Congratulations! Thanks to the publication of the latest NucLiar “strategic information” piece, the Guardian is now the front-runner for the “Flat Earth News Media Award”, (category: Daft Science & Environment Editor) founded by the Edward Bernays Society for contributions to “moulding public opinon” as part of a hidden economic agenda.
In the middle of the “climate change” dilemma, wouldn’t it be a great PR-idea to sponsor an Oxford professor (pay for the publication of his ludicrous book) who claims that “nuclear dangers are overstated” in order to generate support for the “nuclear renaissance”? Worried about the easily detectable, systemic distortions of an incompetent “expert” and the dangerous “dumbing down” of science? No Fear! “They report what they are given” [cited in “Flat Earth News”]
Excuse the irony & candour, but this is so obviously a piece of propaganda for the nuclear industry that the editor who approved it, ought to be fired at the spot: either for lack of journalistic integrity or for sheer stupidity. Here are some basic reasons why the whole story is a PR-scam:
1) Lack of Expertise:
Allison is a particle physicist, not an expert in molecular biology, biochemistry, biophysics & genetics (the combined, overlapping knowledge necessary for radiation biology). The focus of all big questions about the effects of low doses of ionizing radiation is the cellular, molecular level not the primitive concepts of “body dose” or “organ dose” which are based on crude physical models developed by – you guessed it – physicists.
2) Comparing apples to oranges
Allison, as echoed in the article, makes no distinctions between different types of radiation exposure but the effects of acute, external, low LET ionizing radiation (gamma-rays from nuclear explosions or x-rays) cannot be simply extrapolated to estimate the health risks from nuclear installations because they result from chronic, internal, high LET ionizing radiation, especially from inhaled or ingested alpha-particles.

Source material
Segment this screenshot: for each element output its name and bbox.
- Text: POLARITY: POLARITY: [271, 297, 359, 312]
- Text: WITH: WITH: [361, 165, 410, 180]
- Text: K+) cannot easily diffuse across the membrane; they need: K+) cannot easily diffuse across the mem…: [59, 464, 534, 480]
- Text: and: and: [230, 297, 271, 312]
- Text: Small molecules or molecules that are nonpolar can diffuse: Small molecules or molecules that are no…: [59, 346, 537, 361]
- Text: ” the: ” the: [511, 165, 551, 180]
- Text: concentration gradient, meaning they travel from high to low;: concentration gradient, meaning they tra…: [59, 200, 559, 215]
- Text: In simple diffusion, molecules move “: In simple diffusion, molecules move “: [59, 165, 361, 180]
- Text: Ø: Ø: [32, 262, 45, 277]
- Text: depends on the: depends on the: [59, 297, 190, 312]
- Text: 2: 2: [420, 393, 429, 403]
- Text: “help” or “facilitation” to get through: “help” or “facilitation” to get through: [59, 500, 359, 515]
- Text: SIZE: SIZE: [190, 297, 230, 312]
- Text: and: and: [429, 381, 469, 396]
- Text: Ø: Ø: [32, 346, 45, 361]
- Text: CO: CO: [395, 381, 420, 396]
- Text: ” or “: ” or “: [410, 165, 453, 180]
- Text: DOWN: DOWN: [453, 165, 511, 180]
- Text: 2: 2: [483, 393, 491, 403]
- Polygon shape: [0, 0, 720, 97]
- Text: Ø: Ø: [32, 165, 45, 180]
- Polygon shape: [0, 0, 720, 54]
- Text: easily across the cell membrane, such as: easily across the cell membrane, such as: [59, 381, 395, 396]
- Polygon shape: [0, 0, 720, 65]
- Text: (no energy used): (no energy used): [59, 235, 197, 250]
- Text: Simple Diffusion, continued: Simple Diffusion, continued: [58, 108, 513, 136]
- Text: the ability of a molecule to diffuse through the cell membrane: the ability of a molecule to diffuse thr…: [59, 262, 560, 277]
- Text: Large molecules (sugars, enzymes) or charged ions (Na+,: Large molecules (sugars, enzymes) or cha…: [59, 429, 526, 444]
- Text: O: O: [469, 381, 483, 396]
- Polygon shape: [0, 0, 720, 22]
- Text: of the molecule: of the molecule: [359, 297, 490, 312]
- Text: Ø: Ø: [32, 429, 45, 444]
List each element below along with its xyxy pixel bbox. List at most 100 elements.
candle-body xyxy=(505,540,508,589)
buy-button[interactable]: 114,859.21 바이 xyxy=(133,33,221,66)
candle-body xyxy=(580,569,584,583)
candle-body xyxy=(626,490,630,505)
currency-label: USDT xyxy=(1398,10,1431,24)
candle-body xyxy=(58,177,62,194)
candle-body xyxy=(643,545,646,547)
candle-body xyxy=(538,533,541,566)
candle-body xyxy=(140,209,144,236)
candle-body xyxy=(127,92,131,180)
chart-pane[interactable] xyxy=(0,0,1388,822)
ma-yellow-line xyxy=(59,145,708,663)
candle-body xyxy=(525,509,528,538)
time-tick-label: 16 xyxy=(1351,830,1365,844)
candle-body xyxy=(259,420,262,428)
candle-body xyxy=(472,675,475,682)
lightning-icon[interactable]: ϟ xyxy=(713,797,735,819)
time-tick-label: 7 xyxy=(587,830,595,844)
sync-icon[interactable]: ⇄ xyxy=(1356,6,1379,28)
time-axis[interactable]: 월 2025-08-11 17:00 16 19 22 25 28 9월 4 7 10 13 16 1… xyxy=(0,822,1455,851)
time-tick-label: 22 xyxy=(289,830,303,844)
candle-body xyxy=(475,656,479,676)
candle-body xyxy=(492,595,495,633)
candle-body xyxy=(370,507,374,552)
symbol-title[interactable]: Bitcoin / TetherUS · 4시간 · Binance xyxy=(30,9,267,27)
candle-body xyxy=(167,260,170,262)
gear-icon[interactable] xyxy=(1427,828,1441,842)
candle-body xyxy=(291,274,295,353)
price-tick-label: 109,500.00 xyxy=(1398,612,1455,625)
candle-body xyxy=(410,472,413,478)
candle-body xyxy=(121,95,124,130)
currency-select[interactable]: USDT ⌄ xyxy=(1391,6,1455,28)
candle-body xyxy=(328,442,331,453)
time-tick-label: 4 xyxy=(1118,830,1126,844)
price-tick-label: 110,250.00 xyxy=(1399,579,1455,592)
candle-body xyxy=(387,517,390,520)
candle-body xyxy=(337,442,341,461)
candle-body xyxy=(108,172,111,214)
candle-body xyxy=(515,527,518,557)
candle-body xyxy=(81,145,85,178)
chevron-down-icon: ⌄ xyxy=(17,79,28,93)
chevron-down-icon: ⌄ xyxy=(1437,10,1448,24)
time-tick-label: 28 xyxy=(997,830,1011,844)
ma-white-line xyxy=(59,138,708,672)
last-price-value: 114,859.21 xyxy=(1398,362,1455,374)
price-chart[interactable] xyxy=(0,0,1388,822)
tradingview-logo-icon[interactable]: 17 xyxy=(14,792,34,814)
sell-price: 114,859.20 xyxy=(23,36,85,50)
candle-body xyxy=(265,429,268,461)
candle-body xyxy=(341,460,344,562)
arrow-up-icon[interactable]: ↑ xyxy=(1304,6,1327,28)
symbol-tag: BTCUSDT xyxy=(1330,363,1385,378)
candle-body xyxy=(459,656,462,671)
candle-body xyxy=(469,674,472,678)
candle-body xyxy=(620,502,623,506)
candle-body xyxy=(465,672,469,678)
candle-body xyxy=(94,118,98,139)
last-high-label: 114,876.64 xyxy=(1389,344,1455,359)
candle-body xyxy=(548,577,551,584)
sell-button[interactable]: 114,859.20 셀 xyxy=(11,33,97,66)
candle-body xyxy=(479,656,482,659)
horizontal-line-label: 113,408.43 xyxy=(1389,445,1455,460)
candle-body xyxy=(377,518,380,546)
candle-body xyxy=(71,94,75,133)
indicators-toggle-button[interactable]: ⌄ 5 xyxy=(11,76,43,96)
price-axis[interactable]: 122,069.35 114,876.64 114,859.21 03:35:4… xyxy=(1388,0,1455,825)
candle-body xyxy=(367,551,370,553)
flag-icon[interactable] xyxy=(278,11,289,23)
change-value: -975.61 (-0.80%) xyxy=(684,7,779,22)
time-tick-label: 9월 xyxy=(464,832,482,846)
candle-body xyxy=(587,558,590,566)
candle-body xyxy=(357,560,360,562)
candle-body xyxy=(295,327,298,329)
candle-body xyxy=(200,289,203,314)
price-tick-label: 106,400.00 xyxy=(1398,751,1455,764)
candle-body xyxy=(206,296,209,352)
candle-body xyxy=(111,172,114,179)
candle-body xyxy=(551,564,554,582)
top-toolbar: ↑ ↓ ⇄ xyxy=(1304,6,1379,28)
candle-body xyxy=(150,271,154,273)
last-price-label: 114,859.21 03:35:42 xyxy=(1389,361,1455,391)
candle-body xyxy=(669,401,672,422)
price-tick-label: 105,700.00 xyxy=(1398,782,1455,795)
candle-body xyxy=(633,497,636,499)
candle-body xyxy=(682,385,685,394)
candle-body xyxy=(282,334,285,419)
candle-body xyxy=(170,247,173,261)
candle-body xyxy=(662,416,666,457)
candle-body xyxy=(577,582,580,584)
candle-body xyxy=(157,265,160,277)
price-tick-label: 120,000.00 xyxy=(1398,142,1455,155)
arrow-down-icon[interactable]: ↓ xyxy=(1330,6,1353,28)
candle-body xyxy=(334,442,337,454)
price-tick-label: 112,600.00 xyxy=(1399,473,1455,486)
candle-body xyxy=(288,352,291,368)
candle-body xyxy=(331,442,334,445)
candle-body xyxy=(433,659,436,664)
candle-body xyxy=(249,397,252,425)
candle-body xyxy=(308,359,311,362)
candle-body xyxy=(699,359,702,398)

Tasks to complete
1. Decide whether each statement below agrees with the Guardian critique, and answer yes or no, quoting the words of the critique that decide it: (a) The critique describes Allison as a particle physicist. (b) The critique says the Guardian has already won the "Flat Earth News Media Award." (c) The critique classes inhaled or ingested alpha-particles as low LET radiation.
2. Write the next part of the Guardian critique, continuing after its last sentence.

Outputs for the tasks
1.
(a) Yes: "Allison is a particle physicist"
(b) No: "the Guardian is now the front-runner for the “Flat Earth News Media Award”"
(c) No: "chronic, internal, high LET ionizing radiation, especially from inhaled or ingested alpha-particles"

2.
Also, not all radioisotopes have the same biological impact if internalized: e.g. whether from “ hot particles”, “warm particles”, Plutonium or Uranium, the effects are different. If particles are “stuck” in tissue or sequentially decaying radionuclides like Strontium 90 (from weapons fallout) bind to DNA, the radiological and chemical toxicity cannot just be lumped together under the heading of “same dose, same risk”. Auger emitters for example, widely used for radiotherapy, create much greater damage at the cellular level than other radionuklides, i.e. x-rays:
“Even in the case of uniform distribution, some of those Auger emitters are highly radiotoxic compared to hard gamma rays. For Auger emitters to bond to radiosensitive sites in cell nucleus, much higher radiation effectiveness could be expected.”
This is another reason why the simple comparison of risk between radiotherapy exposure, X-rays, CT-scans, Sellafield and “natural background” exposure is not valid since Allison’s arguments are based on the premise that ionizing energy is always evenly distributed in the body, which is demonstrably false. (More on the subject see under 4 below)
Instead of inflicting on the public yet another endless debate between disagreeing scientists, it ought to be the job of journalists to investigate who is telling the truth and who is lying or serving a hidden agenda. We need an independent press to establish trust and authenticity in order to get real insight.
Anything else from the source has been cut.